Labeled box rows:
####
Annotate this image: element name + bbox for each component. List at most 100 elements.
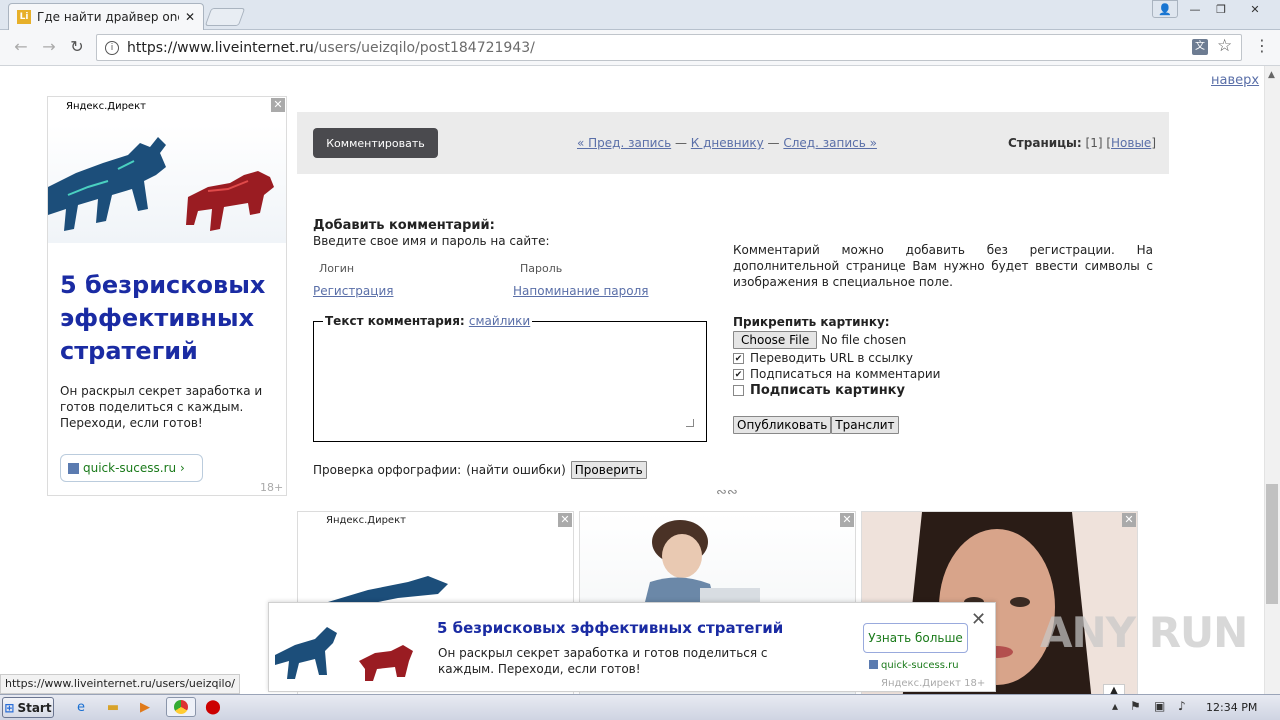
favicon-icon	[68, 462, 79, 474]
tab-title: Где найти драйвер onext	[37, 10, 179, 24]
ad-domain-button[interactable]: quick-sucess.ru ›	[60, 454, 203, 482]
ad-body-text: Он раскрыл секрет заработка и готов поде…	[60, 384, 263, 430]
spell-check-label: Проверка орфографии:	[313, 463, 462, 477]
login-field[interactable]: Логин	[319, 262, 354, 275]
ad-brand-label: Яндекс.Директ	[66, 101, 146, 112]
option-sign-image[interactable]: Подписать картинку	[733, 383, 905, 398]
new-comments-link[interactable]: Новые	[1111, 136, 1151, 150]
back-to-top-link[interactable]: наверх	[1211, 73, 1259, 88]
password-reminder-link[interactable]: Напоминание пароля	[513, 284, 649, 298]
post-nav-bar: Комментировать « Пред. запись — К дневни…	[297, 112, 1169, 174]
tray-arrow-icon[interactable]: ▴	[1112, 699, 1118, 713]
minimize-icon[interactable]: —	[1182, 0, 1208, 18]
age-label: 18+	[260, 481, 284, 494]
option-subscribe[interactable]: ✔ Подписаться на комментарии	[733, 367, 940, 381]
ad-close-icon[interactable]: ✕	[558, 513, 572, 527]
popup-body-text: Он раскрыл секрет заработка и готов поде…	[438, 646, 768, 676]
spell-check-find: (найти ошибки)	[466, 463, 566, 477]
file-picker: Choose File No file chosen	[733, 331, 906, 349]
flag-icon[interactable]: ⚑	[1130, 699, 1141, 713]
pages-bracket: ]	[1151, 136, 1156, 150]
media-player-icon[interactable]: ▶	[134, 697, 156, 717]
tab-close-icon[interactable]: ✕	[185, 10, 195, 24]
popup-brand-label: Яндекс.Директ 18+	[881, 678, 986, 689]
chrome-taskbar-icon[interactable]	[166, 697, 196, 717]
resize-handle-icon[interactable]	[686, 419, 694, 427]
checkbox-checked[interactable]: ✔	[733, 368, 744, 380]
ad-close-icon[interactable]: ✕	[1122, 513, 1136, 527]
restore-icon[interactable]: ❐	[1208, 0, 1234, 18]
site-info-icon[interactable]: i	[105, 40, 119, 55]
comment-textarea[interactable]	[322, 335, 696, 431]
favicon-icon	[869, 660, 878, 669]
user-icon[interactable]: 👤	[1152, 0, 1178, 18]
stop-icon[interactable]: ⬤	[202, 697, 224, 717]
nav-separator: —	[763, 136, 784, 150]
option-label: Переводить URL в ссылку	[750, 351, 913, 365]
popup-close-icon[interactable]: ✕	[971, 609, 986, 630]
explorer-folder-icon[interactable]: ▬	[102, 697, 124, 717]
bookmark-star-icon[interactable]: ☆	[1217, 36, 1232, 56]
volume-icon[interactable]: ♪	[1178, 699, 1186, 713]
reload-icon[interactable]: ↻	[66, 36, 88, 56]
ad-close-icon[interactable]: ✕	[840, 513, 854, 527]
ad-headline[interactable]: 5 безрисковых эффективных стратегий	[60, 269, 275, 368]
scroll-up-icon[interactable]: ▲	[1268, 70, 1275, 80]
anyrun-watermark: ANY RUN	[1040, 608, 1248, 657]
smileys-link[interactable]: смайлики	[469, 314, 530, 328]
option-label: Подписать картинку	[750, 383, 905, 398]
back-arrow-icon[interactable]: ←	[10, 36, 32, 56]
comment-legend: Текст комментария: смайлики	[323, 314, 533, 328]
translit-button[interactable]: Транслит	[831, 416, 899, 434]
file-status: No file chosen	[821, 333, 907, 347]
password-field[interactable]: Пароль	[520, 262, 562, 275]
new-tab-button[interactable]	[204, 8, 246, 26]
forward-arrow-icon[interactable]: →	[38, 36, 60, 56]
url-path: /users/ueizqilo/post184721943/	[313, 39, 535, 56]
clock: 12:34 PM	[1206, 701, 1258, 714]
add-comment-subtitle: Введите свое имя и пароль на сайте:	[313, 234, 550, 248]
popup-domain-text: quick-sucess.ru	[881, 660, 959, 671]
start-button[interactable]: ⊞ Start	[2, 697, 54, 718]
next-post-link[interactable]: След. запись »	[783, 136, 877, 150]
ad-close-icon[interactable]: ✕	[271, 98, 285, 112]
pages-label: Страницы:	[1008, 136, 1082, 150]
network-icon[interactable]: ▣	[1154, 699, 1165, 713]
bull-bear-image	[275, 627, 413, 681]
choose-file-button[interactable]: Choose File	[733, 331, 818, 349]
popup-domain[interactable]: quick-sucess.ru	[869, 660, 959, 671]
comment-legend-label: Текст комментария:	[325, 314, 469, 328]
ad-left[interactable]: Яндекс.Директ ✕ 5 безрисковых эффективны…	[47, 96, 287, 496]
ad-domain: quick-sucess.ru ›	[83, 461, 185, 475]
close-window-icon[interactable]: ✕	[1240, 0, 1270, 18]
register-link[interactable]: Регистрация	[313, 284, 393, 298]
browser-tab[interactable]: Li Где найти драйвер onext ✕	[8, 3, 204, 30]
ad-brand-label: Яндекс.Директ	[326, 515, 406, 526]
popup-headline[interactable]: 5 безрисковых эффективных стратегий	[437, 619, 783, 637]
checkbox-unchecked[interactable]	[733, 385, 744, 396]
checkbox-checked[interactable]: ✔	[733, 352, 744, 364]
decorative-divider: ∾∾	[716, 485, 738, 500]
ie-icon[interactable]: e	[70, 697, 92, 717]
option-label: Подписаться на комментарии	[750, 367, 941, 381]
prev-post-link[interactable]: « Пред. запись	[577, 136, 671, 150]
url-host: https://www.liveinternet.ru	[127, 39, 314, 56]
start-label: Start	[17, 700, 52, 715]
publish-button[interactable]: Опубликовать	[733, 416, 832, 434]
nav-separator: —	[671, 136, 691, 150]
learn-more-button[interactable]: Узнать больше	[863, 623, 968, 653]
windows-logo-icon: ⊞	[4, 700, 15, 715]
menu-kebab-icon[interactable]: ⋮	[1254, 36, 1270, 55]
scrollbar-thumb[interactable]	[1266, 484, 1278, 604]
diary-link[interactable]: К дневнику	[691, 136, 764, 150]
address-bar[interactable]: i https://www.liveinternet.ru/users/ueiz…	[96, 34, 1242, 61]
post-navigation: « Пред. запись — К дневнику — След. запи…	[577, 136, 877, 150]
pagination: Страницы: [1] [Новые]	[1008, 136, 1156, 150]
submit-row: Опубликовать Транслит	[733, 416, 899, 434]
spell-check-button[interactable]: Проверить	[570, 461, 647, 479]
comment-button[interactable]: Комментировать	[313, 128, 438, 158]
sticky-ad-popup[interactable]: 5 безрисковых эффективных стратегий Он р…	[268, 602, 996, 692]
translate-icon[interactable]: 文	[1192, 39, 1208, 55]
attach-image-title: Прикрепить картинку:	[733, 315, 890, 329]
option-url-link[interactable]: ✔ Переводить URL в ссылку	[733, 351, 913, 365]
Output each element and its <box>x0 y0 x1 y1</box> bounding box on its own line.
####
* [Exercise requirements] Rewrite all of the rows above with "bounding box" changed to "enclosing rectangle" and everything else left as it is. Leave the pictures out.

* [Response to this exercise]
Annotate this image: element name + bbox for each component. List at most 100 elements.
favicon-icon	[68, 462, 79, 474]
tab-title: Где найти драйвер onext	[37, 10, 179, 24]
ad-domain-button[interactable]: quick-sucess.ru ›	[60, 454, 203, 482]
ad-body-text: Он раскрыл секрет заработка и готов поде…	[60, 384, 263, 430]
spell-check-label: Проверка орфографии:	[313, 463, 462, 477]
login-field[interactable]: Логин	[319, 262, 354, 275]
ad-brand-label: Яндекс.Директ	[66, 101, 146, 112]
option-sign-image[interactable]: Подписать картинку	[733, 383, 905, 398]
new-comments-link[interactable]: Новые	[1111, 136, 1151, 150]
back-to-top-link[interactable]: наверх	[1211, 73, 1259, 88]
password-reminder-link[interactable]: Напоминание пароля	[513, 284, 649, 298]
post-nav-bar: Комментировать « Пред. запись — К дневни…	[297, 112, 1169, 174]
tray-arrow-icon[interactable]: ▴	[1112, 699, 1118, 713]
minimize-icon[interactable]: —	[1182, 0, 1208, 18]
age-label: 18+	[260, 481, 284, 494]
option-subscribe[interactable]: ✔ Подписаться на комментарии	[733, 367, 940, 381]
ad-close-icon[interactable]: ✕	[558, 513, 572, 527]
popup-body-text: Он раскрыл секрет заработка и готов поде…	[438, 646, 768, 676]
spell-check-find: (найти ошибки)	[466, 463, 566, 477]
file-picker: Choose File No file chosen	[733, 331, 906, 349]
flag-icon[interactable]: ⚑	[1130, 699, 1141, 713]
pages-bracket: ]	[1151, 136, 1156, 150]
media-player-icon[interactable]: ▶	[134, 697, 156, 717]
tab-close-icon[interactable]: ✕	[185, 10, 195, 24]
popup-brand-label: Яндекс.Директ 18+	[881, 678, 986, 689]
chrome-taskbar-icon[interactable]	[166, 697, 196, 717]
resize-handle-icon[interactable]	[686, 419, 694, 427]
checkbox-checked[interactable]: ✔	[733, 368, 744, 380]
ad-close-icon[interactable]: ✕	[1122, 513, 1136, 527]
restore-icon[interactable]: ❐	[1208, 0, 1234, 18]
site-info-icon[interactable]: i	[105, 40, 119, 55]
comment-textarea[interactable]	[322, 335, 696, 431]
favicon-icon	[869, 660, 878, 669]
user-icon[interactable]: 👤	[1152, 0, 1178, 18]
stop-icon[interactable]: ⬤	[202, 697, 224, 717]
nav-separator: —	[763, 136, 784, 150]
option-label: Переводить URL в ссылку	[750, 351, 913, 365]
popup-close-icon[interactable]: ✕	[971, 609, 986, 630]
explorer-folder-icon[interactable]: ▬	[102, 697, 124, 717]
bookmark-star-icon[interactable]: ☆	[1217, 36, 1232, 56]
volume-icon[interactable]: ♪	[1178, 699, 1186, 713]
reload-icon[interactable]: ↻	[66, 36, 88, 56]
ad-close-icon[interactable]: ✕	[840, 513, 854, 527]
ad-headline[interactable]: 5 безрисковых эффективных стратегий	[60, 269, 275, 368]
scroll-up-icon[interactable]: ▲	[1268, 70, 1275, 80]
anyrun-watermark: ANY RUN	[1040, 608, 1248, 657]
smileys-link[interactable]: смайлики	[469, 314, 530, 328]
option-label: Подписать картинку	[750, 383, 905, 398]
back-arrow-icon[interactable]: ←	[10, 36, 32, 56]
comment-legend: Текст комментария: смайлики	[323, 314, 533, 328]
translit-button[interactable]: Транслит	[831, 416, 899, 434]
file-status: No file chosen	[821, 333, 907, 347]
password-field[interactable]: Пароль	[520, 262, 562, 275]
new-tab-button[interactable]	[204, 8, 246, 26]
forward-arrow-icon[interactable]: →	[38, 36, 60, 56]
url-path: /users/ueizqilo/post184721943/	[313, 39, 535, 56]
clock: 12:34 PM	[1206, 701, 1258, 714]
add-comment-subtitle: Введите свое имя и пароль на сайте:	[313, 234, 550, 248]
popup-domain-text: quick-sucess.ru	[881, 660, 959, 671]
start-button[interactable]: ⊞ Start	[2, 697, 54, 718]
next-post-link[interactable]: След. запись »	[783, 136, 877, 150]
ad-close-icon[interactable]: ✕	[271, 98, 285, 112]
pages-label: Страницы:	[1008, 136, 1082, 150]
network-icon[interactable]: ▣	[1154, 699, 1165, 713]
bull-bear-image	[275, 627, 413, 681]
choose-file-button[interactable]: Choose File	[733, 331, 818, 349]
popup-domain[interactable]: quick-sucess.ru	[869, 660, 959, 671]
comment-legend-label: Текст комментария:	[325, 314, 469, 328]
ad-left[interactable]: Яндекс.Директ ✕ 5 безрисковых эффективны…	[47, 96, 287, 496]
ad-domain: quick-sucess.ru ›	[83, 461, 185, 475]
close-window-icon[interactable]: ✕	[1240, 0, 1270, 18]
register-link[interactable]: Регистрация	[313, 284, 393, 298]
browser-tab[interactable]: Li Где найти драйвер onext ✕	[8, 3, 204, 30]
ad-brand-label: Яндекс.Директ	[326, 515, 406, 526]
popup-headline[interactable]: 5 безрисковых эффективных стратегий	[437, 619, 783, 637]
checkbox-unchecked[interactable]	[733, 385, 744, 396]
checkbox-checked[interactable]: ✔	[733, 352, 744, 364]
decorative-divider: ∾∾	[716, 485, 738, 500]
ie-icon[interactable]: e	[70, 697, 92, 717]
option-label: Подписаться на комментарии	[750, 367, 941, 381]
prev-post-link[interactable]: « Пред. запись	[577, 136, 671, 150]
url-host: https://www.liveinternet.ru	[127, 39, 314, 56]
start-label: Start	[17, 700, 52, 715]
publish-button[interactable]: Опубликовать	[733, 416, 832, 434]
nav-separator: —	[671, 136, 691, 150]
learn-more-button[interactable]: Узнать больше	[863, 623, 968, 653]
windows-logo-icon: ⊞	[4, 700, 15, 715]
menu-kebab-icon[interactable]: ⋮	[1254, 36, 1270, 55]
scrollbar-thumb[interactable]	[1266, 484, 1278, 604]
diary-link[interactable]: К дневнику	[691, 136, 764, 150]
address-bar[interactable]: i https://www.liveinternet.ru/users/ueiz…	[96, 34, 1242, 61]
post-navigation: « Пред. запись — К дневнику — След. запи…	[577, 136, 877, 150]
pagination: Страницы: [1] [Новые]	[1008, 136, 1156, 150]
submit-row: Опубликовать Транслит	[733, 416, 899, 434]
spell-check-button[interactable]: Проверить	[570, 461, 647, 479]
comment-button[interactable]: Комментировать	[313, 128, 438, 158]
sticky-ad-popup[interactable]: 5 безрисковых эффективных стратегий Он р…	[268, 602, 996, 692]
translate-icon[interactable]: 文	[1192, 39, 1208, 55]
attach-image-title: Прикрепить картинку:	[733, 315, 890, 329]
option-url-link[interactable]: ✔ Переводить URL в ссылку	[733, 351, 913, 365]
Output each element and its <box>x0 y0 x1 y1</box> enclosing rectangle on its own line.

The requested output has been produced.